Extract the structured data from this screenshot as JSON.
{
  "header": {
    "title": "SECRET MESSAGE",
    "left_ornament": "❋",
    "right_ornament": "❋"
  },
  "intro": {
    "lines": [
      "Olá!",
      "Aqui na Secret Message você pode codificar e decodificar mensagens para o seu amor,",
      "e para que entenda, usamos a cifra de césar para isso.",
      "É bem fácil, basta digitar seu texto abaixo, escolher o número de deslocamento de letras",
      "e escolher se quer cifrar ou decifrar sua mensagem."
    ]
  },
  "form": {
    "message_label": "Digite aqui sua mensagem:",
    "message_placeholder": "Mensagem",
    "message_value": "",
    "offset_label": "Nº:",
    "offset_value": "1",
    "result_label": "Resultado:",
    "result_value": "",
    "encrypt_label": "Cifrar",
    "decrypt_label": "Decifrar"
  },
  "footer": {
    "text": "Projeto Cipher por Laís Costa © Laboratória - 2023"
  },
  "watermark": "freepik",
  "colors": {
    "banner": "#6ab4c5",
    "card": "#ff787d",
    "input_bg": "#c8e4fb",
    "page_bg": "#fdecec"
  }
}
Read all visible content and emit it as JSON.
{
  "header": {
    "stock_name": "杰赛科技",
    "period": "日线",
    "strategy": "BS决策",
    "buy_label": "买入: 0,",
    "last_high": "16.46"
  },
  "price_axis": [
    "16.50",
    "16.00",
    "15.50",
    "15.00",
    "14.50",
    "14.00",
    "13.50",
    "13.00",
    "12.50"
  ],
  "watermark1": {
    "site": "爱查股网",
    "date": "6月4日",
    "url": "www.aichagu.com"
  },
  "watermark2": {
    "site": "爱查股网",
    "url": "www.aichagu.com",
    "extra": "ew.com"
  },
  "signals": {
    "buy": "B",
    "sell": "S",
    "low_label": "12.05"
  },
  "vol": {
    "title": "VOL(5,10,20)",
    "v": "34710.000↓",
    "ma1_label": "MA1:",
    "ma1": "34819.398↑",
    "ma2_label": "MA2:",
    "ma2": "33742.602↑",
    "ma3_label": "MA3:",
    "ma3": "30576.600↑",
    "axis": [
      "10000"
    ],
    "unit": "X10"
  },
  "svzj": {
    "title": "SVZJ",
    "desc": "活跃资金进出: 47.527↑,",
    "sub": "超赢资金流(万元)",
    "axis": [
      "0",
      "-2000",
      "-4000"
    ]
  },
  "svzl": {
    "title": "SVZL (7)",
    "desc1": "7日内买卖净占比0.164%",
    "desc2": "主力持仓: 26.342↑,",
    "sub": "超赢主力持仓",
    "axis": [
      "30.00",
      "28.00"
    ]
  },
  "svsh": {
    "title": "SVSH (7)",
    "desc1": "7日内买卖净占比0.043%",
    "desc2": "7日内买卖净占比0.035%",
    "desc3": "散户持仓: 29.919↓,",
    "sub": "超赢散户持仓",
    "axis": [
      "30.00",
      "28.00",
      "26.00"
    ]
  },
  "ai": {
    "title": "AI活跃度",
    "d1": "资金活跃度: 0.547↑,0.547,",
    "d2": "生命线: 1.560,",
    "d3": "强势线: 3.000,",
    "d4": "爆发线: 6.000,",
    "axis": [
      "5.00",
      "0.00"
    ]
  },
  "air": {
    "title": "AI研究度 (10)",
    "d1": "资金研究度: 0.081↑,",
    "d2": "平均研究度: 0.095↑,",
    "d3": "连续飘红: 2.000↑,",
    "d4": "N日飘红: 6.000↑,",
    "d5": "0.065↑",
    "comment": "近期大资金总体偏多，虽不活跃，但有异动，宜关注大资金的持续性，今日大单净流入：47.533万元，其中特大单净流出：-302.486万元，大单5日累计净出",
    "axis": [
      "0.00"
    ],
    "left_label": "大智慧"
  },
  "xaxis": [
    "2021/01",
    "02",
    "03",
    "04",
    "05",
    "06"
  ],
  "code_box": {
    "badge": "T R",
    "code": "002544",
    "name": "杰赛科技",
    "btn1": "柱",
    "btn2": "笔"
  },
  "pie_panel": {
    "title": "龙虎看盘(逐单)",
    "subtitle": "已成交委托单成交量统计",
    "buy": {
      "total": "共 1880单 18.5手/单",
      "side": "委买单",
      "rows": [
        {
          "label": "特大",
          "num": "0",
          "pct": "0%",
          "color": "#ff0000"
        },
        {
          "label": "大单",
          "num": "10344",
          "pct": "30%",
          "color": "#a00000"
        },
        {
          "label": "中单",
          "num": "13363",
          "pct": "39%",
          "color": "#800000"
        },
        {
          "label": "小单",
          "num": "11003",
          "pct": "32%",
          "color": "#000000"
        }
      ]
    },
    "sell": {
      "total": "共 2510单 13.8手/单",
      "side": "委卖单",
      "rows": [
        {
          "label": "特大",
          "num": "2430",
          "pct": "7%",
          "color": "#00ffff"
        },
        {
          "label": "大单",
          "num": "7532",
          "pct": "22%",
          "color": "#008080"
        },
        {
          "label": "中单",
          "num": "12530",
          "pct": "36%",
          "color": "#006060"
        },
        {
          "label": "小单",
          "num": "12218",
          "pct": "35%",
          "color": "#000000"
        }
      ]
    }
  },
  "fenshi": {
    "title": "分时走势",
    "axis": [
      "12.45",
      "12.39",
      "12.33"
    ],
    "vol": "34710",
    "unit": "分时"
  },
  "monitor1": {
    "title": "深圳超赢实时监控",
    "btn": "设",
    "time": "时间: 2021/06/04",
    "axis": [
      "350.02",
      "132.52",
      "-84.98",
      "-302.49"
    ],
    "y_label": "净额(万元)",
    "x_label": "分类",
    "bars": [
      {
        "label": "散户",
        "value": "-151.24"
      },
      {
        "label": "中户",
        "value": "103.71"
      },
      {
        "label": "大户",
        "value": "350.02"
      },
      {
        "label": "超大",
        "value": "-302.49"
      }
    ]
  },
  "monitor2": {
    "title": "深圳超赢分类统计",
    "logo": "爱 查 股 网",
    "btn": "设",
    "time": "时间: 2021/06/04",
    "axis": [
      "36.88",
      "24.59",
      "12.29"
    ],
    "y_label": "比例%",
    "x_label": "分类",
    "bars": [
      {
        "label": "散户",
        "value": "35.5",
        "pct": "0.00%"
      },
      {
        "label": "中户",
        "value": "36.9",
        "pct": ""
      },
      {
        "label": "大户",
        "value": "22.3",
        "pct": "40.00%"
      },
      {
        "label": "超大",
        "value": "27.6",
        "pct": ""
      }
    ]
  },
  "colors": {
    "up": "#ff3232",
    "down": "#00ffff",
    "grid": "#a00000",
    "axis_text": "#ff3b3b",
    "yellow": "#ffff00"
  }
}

================================

# Request:
Give the listing again, word for word.

# Result below:
Extract the structured data from this screenshot as JSON.
{
  "header": {
    "title": "SECRET MESSAGE",
    "left_ornament": "❋",
    "right_ornament": "❋"
  },
  "intro": {
    "lines": [
      "Olá!",
      "Aqui na Secret Message você pode codificar e decodificar mensagens para o seu amor,",
      "e para que entenda, usamos a cifra de césar para isso.",
      "É bem fácil, basta digitar seu texto abaixo, escolher o número de deslocamento de letras",
      "e escolher se quer cifrar ou decifrar sua mensagem."
    ]
  },
  "form": {
    "message_label": "Digite aqui sua mensagem:",
    "message_placeholder": "Mensagem",
    "message_value": "",
    "offset_label": "Nº:",
    "offset_value": "1",
    "result_label": "Resultado:",
    "result_value": "",
    "encrypt_label": "Cifrar",
    "decrypt_label": "Decifrar"
  },
  "footer": {
    "text": "Projeto Cipher por Laís Costa © Laboratória - 2023"
  },
  "watermark": "freepik",
  "colors": {
    "banner": "#6ab4c5",
    "card": "#ff787d",
    "input_bg": "#c8e4fb",
    "page_bg": "#fdecec"
  }
}
Read all visible content and emit it as JSON.
{
  "header": {
    "stock_name": "杰赛科技",
    "period": "日线",
    "strategy": "BS决策",
    "buy_label": "买入: 0,",
    "last_high": "16.46"
  },
  "price_axis": [
    "16.50",
    "16.00",
    "15.50",
    "15.00",
    "14.50",
    "14.00",
    "13.50",
    "13.00",
    "12.50"
  ],
  "watermark1": {
    "site": "爱查股网",
    "date": "6月4日",
    "url": "www.aichagu.com"
  },
  "watermark2": {
    "site": "爱查股网",
    "url": "www.aichagu.com",
    "extra": "ew.com"
  },
  "signals": {
    "buy": "B",
    "sell": "S",
    "low_label": "12.05"
  },
  "vol": {
    "title": "VOL(5,10,20)",
    "v": "34710.000↓",
    "ma1_label": "MA1:",
    "ma1": "34819.398↑",
    "ma2_label": "MA2:",
    "ma2": "33742.602↑",
    "ma3_label": "MA3:",
    "ma3": "30576.600↑",
    "axis": [
      "10000"
    ],
    "unit": "X10"
  },
  "svzj": {
    "title": "SVZJ",
    "desc": "活跃资金进出: 47.527↑,",
    "sub": "超赢资金流(万元)",
    "axis": [
      "0",
      "-2000",
      "-4000"
    ]
  },
  "svzl": {
    "title": "SVZL (7)",
    "desc1": "7日内买卖净占比0.164%",
    "desc2": "主力持仓: 26.342↑,",
    "sub": "超赢主力持仓",
    "axis": [
      "30.00",
      "28.00"
    ]
  },
  "svsh": {
    "title": "SVSH (7)",
    "desc1": "7日内买卖净占比0.043%",
    "desc2": "7日内买卖净占比0.035%",
    "desc3": "散户持仓: 29.919↓,",
    "sub": "超赢散户持仓",
    "axis": [
      "30.00",
      "28.00",
      "26.00"
    ]
  },
  "ai": {
    "title": "AI活跃度",
    "d1": "资金活跃度: 0.547↑,0.547,",
    "d2": "生命线: 1.560,",
    "d3": "强势线: 3.000,",
    "d4": "爆发线: 6.000,",
    "axis": [
      "5.00",
      "0.00"
    ]
  },
  "air": {
    "title": "AI研究度 (10)",
    "d1": "资金研究度: 0.081↑,",
    "d2": "平均研究度: 0.095↑,",
    "d3": "连续飘红: 2.000↑,",
    "d4": "N日飘红: 6.000↑,",
    "d5": "0.065↑",
    "comment": "近期大资金总体偏多，虽不活跃，但有异动，宜关注大资金的持续性，今日大单净流入：47.533万元，其中特大单净流出：-302.486万元，大单5日累计净出",
    "axis": [
      "0.00"
    ],
    "left_label": "大智慧"
  },
  "xaxis": [
    "2021/01",
    "02",
    "03",
    "04",
    "05",
    "06"
  ],
  "code_box": {
    "badge": "T R",
    "code": "002544",
    "name": "杰赛科技",
    "btn1": "柱",
    "btn2": "笔"
  },
  "pie_panel": {
    "title": "龙虎看盘(逐单)",
    "subtitle": "已成交委托单成交量统计",
    "buy": {
      "total": "共 1880单 18.5手/单",
      "side": "委买单",
      "rows": [
        {
          "label": "特大",
          "num": "0",
          "pct": "0%",
          "color": "#ff0000"
        },
        {
          "label": "大单",
          "num": "10344",
          "pct": "30%",
          "color": "#a00000"
        },
        {
          "label": "中单",
          "num": "13363",
          "pct": "39%",
          "color": "#800000"
        },
        {
          "label": "小单",
          "num": "11003",
          "pct": "32%",
          "color": "#000000"
        }
      ]
    },
    "sell": {
      "total": "共 2510单 13.8手/单",
      "side": "委卖单",
      "rows": [
        {
          "label": "特大",
          "num": "2430",
          "pct": "7%",
          "color": "#00ffff"
        },
        {
          "label": "大单",
          "num": "7532",
          "pct": "22%",
          "color": "#008080"
        },
        {
          "label": "中单",
          "num": "12530",
          "pct": "36%",
          "color": "#006060"
        },
        {
          "label": "小单",
          "num": "12218",
          "pct": "35%",
          "color": "#000000"
        }
      ]
    }
  },
  "fenshi": {
    "title": "分时走势",
    "axis": [
      "12.45",
      "12.39",
      "12.33"
    ],
    "vol": "34710",
    "unit": "分时"
  },
  "monitor1": {
    "title": "深圳超赢实时监控",
    "btn": "设",
    "time": "时间: 2021/06/04",
    "axis": [
      "350.02",
      "132.52",
      "-84.98",
      "-302.49"
    ],
    "y_label": "净额(万元)",
    "x_label": "分类",
    "bars": [
      {
        "label": "散户",
        "value": "-151.24"
      },
      {
        "label": "中户",
        "value": "103.71"
      },
      {
        "label": "大户",
        "value": "350.02"
      },
      {
        "label": "超大",
        "value": "-302.49"
      }
    ]
  },
  "monitor2": {
    "title": "深圳超赢分类统计",
    "logo": "爱 查 股 网",
    "btn": "设",
    "time": "时间: 2021/06/04",
    "axis": [
      "36.88",
      "24.59",
      "12.29"
    ],
    "y_label": "比例%",
    "x_label": "分类",
    "bars": [
      {
        "label": "散户",
        "value": "35.5",
        "pct": "0.00%"
      },
      {
        "label": "中户",
        "value": "36.9",
        "pct": ""
      },
      {
        "label": "大户",
        "value": "22.3",
        "pct": "40.00%"
      },
      {
        "label": "超大",
        "value": "27.6",
        "pct": ""
      }
    ]
  },
  "colors": {
    "up": "#ff3232",
    "down": "#00ffff",
    "grid": "#a00000",
    "axis_text": "#ff3b3b",
    "yellow": "#ffff00"
  }
}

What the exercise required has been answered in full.